Task requirements: Extract every line below that contains the word "supervisor".
=== Data supplied ===
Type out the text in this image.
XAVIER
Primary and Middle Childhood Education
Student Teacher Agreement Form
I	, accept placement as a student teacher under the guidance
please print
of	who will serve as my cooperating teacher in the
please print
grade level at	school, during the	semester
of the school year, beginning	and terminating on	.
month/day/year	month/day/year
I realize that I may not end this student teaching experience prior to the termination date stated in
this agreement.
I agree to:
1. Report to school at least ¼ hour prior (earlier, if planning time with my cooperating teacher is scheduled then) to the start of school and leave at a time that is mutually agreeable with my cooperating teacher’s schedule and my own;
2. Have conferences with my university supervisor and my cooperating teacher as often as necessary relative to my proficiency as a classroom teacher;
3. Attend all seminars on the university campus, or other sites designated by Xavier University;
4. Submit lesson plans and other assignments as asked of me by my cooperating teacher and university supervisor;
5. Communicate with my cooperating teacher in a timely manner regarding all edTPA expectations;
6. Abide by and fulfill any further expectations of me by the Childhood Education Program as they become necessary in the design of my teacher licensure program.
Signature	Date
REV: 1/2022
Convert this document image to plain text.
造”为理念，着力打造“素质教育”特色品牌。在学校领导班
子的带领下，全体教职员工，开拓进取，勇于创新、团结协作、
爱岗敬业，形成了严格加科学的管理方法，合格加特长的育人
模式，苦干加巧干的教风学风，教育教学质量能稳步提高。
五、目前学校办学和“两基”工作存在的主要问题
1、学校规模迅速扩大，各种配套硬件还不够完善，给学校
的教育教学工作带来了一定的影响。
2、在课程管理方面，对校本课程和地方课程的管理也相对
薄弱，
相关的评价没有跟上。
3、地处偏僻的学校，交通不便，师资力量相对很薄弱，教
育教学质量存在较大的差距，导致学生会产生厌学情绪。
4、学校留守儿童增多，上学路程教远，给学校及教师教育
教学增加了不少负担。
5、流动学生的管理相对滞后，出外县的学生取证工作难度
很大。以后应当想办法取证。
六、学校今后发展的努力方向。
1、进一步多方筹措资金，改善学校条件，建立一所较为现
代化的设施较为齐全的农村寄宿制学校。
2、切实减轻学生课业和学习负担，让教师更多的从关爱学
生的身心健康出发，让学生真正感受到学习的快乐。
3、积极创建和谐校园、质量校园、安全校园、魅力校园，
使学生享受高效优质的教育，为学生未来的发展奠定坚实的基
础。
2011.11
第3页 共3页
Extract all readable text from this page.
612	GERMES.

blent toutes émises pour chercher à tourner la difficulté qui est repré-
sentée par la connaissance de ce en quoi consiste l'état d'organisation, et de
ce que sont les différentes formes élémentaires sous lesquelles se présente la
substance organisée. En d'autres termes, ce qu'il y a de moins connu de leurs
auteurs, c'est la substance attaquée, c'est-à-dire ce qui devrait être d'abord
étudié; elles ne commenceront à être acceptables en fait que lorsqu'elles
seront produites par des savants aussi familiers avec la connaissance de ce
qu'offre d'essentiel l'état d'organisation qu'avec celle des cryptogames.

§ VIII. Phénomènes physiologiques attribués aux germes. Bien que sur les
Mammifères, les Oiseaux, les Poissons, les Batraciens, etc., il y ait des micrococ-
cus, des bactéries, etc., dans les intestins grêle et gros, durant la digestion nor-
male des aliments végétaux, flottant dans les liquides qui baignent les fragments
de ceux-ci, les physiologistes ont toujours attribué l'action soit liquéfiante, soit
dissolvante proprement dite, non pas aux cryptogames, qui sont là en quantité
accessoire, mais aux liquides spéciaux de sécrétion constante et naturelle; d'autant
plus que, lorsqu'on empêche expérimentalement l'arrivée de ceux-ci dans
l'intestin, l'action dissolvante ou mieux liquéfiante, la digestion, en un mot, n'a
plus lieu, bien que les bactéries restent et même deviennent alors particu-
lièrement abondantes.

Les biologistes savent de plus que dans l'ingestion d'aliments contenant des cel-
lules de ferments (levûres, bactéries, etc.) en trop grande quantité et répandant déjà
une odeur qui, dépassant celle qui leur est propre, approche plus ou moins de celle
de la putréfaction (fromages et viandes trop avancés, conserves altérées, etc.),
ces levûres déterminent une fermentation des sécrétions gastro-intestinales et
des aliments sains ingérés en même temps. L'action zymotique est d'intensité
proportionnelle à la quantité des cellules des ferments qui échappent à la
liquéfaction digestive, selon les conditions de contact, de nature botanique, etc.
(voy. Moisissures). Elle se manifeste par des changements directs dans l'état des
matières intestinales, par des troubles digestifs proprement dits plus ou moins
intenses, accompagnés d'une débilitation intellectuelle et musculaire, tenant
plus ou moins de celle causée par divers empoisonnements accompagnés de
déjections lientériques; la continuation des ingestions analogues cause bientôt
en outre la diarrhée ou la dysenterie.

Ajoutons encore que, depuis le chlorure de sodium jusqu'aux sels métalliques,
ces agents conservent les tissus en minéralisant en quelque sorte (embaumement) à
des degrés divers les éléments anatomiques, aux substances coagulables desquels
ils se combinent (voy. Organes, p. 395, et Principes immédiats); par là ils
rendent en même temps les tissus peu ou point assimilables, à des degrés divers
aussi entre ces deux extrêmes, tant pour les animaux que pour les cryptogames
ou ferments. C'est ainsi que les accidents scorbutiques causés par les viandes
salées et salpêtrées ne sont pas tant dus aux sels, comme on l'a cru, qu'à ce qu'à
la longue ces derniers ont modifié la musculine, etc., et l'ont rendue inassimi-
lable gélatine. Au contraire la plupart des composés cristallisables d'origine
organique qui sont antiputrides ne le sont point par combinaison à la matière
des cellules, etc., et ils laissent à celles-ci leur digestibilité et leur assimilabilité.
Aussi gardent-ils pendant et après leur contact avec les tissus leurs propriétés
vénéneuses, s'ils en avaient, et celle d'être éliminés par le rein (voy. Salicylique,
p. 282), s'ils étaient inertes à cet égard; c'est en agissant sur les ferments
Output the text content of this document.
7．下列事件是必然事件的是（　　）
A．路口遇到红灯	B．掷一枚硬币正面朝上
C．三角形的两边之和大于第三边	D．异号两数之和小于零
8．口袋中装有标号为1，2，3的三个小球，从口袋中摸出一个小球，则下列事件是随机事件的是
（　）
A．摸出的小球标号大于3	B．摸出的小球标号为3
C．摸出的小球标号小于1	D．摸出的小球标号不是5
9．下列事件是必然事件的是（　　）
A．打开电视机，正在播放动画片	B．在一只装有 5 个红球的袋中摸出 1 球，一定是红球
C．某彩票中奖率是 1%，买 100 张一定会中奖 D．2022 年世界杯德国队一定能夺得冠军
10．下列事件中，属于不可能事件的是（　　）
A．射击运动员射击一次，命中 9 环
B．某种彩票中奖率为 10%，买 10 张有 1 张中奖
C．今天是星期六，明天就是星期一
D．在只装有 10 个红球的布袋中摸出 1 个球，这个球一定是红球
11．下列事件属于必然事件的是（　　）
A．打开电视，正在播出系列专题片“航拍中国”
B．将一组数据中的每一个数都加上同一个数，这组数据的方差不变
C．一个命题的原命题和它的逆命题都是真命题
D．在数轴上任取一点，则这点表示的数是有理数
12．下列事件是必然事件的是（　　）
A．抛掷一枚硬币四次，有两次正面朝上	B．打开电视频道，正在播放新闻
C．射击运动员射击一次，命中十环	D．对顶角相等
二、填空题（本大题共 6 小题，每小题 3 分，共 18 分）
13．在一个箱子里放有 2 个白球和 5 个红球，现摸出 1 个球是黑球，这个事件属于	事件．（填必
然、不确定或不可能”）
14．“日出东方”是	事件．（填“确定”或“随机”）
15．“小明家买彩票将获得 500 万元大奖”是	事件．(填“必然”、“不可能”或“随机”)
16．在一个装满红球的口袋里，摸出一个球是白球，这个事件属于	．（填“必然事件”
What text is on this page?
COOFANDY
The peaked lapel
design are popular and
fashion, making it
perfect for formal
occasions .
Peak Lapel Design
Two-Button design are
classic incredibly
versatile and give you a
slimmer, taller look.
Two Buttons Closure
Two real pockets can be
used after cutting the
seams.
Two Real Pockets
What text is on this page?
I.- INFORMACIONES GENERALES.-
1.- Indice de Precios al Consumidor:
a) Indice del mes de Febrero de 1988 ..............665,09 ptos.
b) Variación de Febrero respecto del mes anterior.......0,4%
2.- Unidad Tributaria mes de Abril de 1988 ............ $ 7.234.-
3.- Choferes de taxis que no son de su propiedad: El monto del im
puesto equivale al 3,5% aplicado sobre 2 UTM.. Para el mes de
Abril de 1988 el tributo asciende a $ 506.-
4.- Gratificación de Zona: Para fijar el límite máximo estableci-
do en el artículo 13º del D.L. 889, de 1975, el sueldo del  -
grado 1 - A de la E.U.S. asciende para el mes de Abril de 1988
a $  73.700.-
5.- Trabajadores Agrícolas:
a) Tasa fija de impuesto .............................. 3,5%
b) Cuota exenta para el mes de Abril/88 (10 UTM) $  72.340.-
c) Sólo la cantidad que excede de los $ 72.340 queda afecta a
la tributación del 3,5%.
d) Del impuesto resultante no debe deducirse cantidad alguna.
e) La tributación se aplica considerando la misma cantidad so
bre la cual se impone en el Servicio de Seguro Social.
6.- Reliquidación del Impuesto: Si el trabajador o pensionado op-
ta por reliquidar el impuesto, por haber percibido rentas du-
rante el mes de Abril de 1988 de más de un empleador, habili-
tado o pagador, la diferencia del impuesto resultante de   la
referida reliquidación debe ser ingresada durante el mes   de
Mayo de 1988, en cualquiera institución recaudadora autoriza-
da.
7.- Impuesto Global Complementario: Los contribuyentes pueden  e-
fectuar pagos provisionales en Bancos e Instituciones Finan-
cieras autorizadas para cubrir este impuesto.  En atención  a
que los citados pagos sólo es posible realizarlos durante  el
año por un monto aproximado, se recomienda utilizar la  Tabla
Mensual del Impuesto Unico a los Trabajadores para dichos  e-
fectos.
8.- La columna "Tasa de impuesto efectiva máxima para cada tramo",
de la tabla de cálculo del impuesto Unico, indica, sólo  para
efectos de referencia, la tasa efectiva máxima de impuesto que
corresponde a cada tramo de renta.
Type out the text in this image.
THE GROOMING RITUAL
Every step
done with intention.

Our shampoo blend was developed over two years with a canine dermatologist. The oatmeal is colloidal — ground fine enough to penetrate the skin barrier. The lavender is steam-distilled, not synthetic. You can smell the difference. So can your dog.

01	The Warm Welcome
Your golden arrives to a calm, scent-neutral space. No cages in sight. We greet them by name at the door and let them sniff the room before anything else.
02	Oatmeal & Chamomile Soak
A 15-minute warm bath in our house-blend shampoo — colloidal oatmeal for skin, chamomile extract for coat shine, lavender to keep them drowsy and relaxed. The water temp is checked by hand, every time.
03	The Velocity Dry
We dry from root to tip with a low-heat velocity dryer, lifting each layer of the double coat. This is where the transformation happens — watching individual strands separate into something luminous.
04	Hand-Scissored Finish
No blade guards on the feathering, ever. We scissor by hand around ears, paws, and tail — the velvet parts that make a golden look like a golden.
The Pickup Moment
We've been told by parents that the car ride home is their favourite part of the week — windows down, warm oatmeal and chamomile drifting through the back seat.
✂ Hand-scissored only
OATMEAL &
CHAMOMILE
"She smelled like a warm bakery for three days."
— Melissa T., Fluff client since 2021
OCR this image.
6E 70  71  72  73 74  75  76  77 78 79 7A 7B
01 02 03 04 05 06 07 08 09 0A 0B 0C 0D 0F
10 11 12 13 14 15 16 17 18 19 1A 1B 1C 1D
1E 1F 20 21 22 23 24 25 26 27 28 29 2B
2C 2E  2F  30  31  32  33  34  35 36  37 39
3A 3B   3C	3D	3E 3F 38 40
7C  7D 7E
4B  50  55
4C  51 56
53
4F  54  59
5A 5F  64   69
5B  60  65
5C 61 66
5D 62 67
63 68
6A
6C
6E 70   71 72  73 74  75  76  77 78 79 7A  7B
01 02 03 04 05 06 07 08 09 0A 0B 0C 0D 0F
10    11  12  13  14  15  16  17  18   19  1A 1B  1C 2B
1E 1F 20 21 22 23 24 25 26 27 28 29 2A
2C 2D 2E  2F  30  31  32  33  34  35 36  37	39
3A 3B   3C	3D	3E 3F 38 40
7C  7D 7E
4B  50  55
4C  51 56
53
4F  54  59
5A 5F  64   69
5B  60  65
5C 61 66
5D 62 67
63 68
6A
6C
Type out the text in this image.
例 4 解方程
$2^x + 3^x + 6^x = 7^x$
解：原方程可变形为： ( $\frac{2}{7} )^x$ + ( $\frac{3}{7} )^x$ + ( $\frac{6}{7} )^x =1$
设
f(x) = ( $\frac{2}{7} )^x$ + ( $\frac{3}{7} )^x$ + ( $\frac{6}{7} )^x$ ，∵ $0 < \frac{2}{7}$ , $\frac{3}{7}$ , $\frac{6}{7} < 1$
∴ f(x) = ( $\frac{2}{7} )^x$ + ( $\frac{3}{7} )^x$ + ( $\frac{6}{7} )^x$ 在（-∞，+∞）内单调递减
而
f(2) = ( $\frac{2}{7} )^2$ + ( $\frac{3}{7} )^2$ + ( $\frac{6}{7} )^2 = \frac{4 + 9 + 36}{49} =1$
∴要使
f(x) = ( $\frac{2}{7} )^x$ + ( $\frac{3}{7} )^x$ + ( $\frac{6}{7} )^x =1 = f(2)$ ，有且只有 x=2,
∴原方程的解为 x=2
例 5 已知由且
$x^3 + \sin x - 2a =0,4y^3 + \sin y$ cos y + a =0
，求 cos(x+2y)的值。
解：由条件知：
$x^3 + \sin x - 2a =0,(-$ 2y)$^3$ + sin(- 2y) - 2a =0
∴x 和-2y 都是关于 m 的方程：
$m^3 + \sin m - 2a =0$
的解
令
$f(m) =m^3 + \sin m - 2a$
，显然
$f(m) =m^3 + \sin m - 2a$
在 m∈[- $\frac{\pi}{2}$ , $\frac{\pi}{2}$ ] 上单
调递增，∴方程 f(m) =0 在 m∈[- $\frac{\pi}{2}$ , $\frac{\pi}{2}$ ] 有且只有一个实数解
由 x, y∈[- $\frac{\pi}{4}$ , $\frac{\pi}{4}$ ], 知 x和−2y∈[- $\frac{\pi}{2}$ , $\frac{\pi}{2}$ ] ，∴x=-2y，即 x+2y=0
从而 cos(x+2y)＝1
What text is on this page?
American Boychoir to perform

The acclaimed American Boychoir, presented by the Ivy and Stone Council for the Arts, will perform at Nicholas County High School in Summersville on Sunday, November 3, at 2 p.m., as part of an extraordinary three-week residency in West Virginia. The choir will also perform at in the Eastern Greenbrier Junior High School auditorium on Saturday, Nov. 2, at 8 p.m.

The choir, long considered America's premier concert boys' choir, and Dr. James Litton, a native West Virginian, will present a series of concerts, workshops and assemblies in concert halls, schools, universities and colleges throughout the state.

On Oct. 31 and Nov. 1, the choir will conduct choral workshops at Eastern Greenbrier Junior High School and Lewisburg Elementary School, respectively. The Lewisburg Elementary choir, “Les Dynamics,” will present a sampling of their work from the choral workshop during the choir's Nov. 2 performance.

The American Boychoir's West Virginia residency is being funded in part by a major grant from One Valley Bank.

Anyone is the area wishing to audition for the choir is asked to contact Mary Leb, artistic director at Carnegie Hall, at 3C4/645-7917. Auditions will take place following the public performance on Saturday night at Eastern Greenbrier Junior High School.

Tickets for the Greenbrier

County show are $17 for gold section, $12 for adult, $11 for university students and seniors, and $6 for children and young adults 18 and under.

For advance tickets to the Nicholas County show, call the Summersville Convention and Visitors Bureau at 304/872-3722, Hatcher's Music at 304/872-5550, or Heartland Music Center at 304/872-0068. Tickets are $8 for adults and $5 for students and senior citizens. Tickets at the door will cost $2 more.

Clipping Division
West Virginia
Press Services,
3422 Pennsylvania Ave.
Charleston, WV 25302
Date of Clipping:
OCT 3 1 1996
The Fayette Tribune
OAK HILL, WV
===
Exercise response:
2. Have conferences with my university supervisor and my cooperating teacher as often as necessary relative to my proficiency as a classroom teacher;
4. Submit lesson plans and other assignments as asked of me by my cooperating teacher and university supervisor;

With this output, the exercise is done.